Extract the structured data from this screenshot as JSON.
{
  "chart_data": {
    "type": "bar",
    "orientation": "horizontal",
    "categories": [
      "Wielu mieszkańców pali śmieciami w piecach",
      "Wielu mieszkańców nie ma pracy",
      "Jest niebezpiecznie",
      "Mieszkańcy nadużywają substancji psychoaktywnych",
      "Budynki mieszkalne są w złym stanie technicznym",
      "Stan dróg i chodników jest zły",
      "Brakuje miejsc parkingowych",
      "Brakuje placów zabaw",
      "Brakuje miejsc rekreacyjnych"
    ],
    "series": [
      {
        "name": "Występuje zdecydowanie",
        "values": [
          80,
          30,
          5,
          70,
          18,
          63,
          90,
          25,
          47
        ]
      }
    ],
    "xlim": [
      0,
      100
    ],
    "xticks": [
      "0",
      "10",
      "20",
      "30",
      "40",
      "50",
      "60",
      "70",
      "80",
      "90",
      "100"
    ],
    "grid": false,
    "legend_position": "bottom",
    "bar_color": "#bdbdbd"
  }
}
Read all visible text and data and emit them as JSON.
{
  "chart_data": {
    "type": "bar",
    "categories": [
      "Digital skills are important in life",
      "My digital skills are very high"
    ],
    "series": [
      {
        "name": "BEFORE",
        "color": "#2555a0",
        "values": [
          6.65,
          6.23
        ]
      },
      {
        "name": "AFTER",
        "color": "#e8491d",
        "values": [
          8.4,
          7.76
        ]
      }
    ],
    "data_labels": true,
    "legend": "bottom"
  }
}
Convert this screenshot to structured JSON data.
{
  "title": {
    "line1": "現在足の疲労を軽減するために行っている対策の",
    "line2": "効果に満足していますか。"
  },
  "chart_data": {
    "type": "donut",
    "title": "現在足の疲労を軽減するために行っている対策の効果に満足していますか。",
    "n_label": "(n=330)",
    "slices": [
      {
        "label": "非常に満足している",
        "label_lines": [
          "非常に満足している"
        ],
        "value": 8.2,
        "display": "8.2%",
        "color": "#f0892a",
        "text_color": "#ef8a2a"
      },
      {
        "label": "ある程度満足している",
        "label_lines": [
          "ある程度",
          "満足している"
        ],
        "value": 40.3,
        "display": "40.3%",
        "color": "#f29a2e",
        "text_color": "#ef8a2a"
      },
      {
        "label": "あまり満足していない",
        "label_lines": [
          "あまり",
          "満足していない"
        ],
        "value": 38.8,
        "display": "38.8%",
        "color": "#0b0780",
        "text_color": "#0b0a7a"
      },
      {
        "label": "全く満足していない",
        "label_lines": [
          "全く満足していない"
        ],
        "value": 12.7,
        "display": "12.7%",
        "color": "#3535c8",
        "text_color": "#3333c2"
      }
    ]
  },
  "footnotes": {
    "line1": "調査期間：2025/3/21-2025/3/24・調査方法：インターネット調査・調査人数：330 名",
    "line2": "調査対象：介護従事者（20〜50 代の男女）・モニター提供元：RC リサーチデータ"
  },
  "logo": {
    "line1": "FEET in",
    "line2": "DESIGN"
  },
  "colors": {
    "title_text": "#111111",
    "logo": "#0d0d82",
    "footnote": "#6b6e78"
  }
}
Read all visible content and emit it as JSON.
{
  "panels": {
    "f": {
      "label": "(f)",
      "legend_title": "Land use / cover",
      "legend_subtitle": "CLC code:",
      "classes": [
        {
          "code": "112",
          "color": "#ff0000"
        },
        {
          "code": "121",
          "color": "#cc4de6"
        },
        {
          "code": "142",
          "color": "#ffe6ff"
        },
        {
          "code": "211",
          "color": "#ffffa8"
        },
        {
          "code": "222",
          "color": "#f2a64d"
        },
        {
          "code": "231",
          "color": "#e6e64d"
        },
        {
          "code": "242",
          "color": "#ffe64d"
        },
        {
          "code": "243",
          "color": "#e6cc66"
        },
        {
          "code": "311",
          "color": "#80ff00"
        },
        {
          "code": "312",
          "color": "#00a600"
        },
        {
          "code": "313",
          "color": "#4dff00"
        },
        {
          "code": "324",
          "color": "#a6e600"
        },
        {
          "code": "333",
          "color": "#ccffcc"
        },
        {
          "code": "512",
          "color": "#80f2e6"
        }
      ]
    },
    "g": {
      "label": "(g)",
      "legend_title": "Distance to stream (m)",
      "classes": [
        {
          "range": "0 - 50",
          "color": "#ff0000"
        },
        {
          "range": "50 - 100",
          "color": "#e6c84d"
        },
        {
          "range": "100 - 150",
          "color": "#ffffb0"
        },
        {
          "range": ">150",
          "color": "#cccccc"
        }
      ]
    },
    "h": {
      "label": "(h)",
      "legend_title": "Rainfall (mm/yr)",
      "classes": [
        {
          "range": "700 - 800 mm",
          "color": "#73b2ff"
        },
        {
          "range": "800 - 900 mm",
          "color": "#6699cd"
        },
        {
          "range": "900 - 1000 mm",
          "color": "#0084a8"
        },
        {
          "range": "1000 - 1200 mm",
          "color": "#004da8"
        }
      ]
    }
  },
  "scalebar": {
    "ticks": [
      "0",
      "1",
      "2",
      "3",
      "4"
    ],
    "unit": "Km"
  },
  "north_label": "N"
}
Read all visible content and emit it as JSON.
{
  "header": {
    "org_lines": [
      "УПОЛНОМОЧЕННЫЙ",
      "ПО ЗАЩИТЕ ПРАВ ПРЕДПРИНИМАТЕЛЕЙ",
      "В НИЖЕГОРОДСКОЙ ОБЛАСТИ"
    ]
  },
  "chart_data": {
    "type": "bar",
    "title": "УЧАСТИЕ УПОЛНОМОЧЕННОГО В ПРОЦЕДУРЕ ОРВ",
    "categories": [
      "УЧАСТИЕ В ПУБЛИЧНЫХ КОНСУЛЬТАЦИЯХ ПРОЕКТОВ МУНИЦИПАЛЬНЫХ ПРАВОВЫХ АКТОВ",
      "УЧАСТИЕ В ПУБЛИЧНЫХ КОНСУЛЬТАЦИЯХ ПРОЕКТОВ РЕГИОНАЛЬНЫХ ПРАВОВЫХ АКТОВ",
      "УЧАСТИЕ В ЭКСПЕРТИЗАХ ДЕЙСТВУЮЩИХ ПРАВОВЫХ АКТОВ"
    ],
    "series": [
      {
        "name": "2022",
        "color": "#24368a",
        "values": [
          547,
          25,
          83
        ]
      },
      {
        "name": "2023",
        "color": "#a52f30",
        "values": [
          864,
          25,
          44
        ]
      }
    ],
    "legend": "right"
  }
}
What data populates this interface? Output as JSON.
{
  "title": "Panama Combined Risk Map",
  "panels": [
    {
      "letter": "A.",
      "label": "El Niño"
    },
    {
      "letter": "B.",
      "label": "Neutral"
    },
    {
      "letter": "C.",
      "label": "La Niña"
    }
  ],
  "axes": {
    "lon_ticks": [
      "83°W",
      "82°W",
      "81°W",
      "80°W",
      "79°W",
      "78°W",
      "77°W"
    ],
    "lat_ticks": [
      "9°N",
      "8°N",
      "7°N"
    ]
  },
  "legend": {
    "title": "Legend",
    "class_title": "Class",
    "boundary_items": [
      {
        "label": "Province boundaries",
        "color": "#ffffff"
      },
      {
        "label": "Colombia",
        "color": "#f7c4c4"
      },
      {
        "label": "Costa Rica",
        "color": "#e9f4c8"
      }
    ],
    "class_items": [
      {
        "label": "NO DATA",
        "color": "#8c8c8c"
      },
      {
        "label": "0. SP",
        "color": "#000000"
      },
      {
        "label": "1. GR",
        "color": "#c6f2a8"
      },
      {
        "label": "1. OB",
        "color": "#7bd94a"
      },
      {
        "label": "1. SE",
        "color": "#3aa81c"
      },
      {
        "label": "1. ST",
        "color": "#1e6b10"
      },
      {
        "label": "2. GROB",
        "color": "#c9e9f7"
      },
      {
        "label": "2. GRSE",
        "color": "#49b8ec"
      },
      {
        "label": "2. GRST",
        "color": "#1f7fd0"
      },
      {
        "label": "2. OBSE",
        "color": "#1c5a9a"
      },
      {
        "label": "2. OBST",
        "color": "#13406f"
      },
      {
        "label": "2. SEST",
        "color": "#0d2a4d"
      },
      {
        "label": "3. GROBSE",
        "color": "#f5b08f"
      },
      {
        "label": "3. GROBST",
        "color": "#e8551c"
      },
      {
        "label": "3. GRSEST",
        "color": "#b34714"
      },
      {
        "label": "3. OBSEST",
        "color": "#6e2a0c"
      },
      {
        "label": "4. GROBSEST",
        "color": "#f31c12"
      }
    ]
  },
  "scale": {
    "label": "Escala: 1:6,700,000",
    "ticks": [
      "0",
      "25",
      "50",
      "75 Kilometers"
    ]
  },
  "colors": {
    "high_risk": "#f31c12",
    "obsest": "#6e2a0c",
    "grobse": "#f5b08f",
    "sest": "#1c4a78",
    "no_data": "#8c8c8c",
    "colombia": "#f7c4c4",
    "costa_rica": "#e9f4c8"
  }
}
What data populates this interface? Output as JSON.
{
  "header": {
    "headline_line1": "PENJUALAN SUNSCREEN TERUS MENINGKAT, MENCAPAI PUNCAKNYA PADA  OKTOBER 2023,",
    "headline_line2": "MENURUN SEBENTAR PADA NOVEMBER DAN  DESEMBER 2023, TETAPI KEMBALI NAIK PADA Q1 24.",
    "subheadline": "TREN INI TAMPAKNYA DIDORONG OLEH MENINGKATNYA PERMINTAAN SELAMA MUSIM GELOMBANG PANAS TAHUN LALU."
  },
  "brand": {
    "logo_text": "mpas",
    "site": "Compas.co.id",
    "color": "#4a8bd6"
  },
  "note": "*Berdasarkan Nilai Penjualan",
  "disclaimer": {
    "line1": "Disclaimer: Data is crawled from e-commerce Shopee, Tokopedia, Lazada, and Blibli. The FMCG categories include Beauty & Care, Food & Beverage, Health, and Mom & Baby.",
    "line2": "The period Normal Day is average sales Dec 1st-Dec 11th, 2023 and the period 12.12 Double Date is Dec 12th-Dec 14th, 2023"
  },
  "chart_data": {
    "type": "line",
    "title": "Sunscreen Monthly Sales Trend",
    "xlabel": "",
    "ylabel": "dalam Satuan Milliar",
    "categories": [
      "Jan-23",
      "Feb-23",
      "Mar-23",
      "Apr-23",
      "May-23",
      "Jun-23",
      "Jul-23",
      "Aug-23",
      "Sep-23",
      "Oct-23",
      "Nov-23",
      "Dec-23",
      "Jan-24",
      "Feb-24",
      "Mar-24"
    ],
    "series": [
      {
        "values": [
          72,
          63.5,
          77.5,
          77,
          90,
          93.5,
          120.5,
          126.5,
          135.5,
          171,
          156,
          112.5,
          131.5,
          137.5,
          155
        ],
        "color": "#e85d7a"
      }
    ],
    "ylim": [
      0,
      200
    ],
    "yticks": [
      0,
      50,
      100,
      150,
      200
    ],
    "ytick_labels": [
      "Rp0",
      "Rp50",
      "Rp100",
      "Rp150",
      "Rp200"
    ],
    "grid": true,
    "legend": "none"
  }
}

=== Required task ===
Look through the entries above and report each line where the string "ПРОЕКТОВ" occurs.

=== Solution ===
      "УЧАСТИЕ В ПУБЛИЧНЫХ КОНСУЛЬТАЦИЯХ ПРОЕКТОВ МУНИЦИПАЛЬНЫХ ПРАВОВЫХ АКТОВ",
      "УЧАСТИЕ В ПУБЛИЧНЫХ КОНСУЛЬТАЦИЯХ ПРОЕКТОВ РЕГИОНАЛЬНЫХ ПРАВОВЫХ АКТОВ",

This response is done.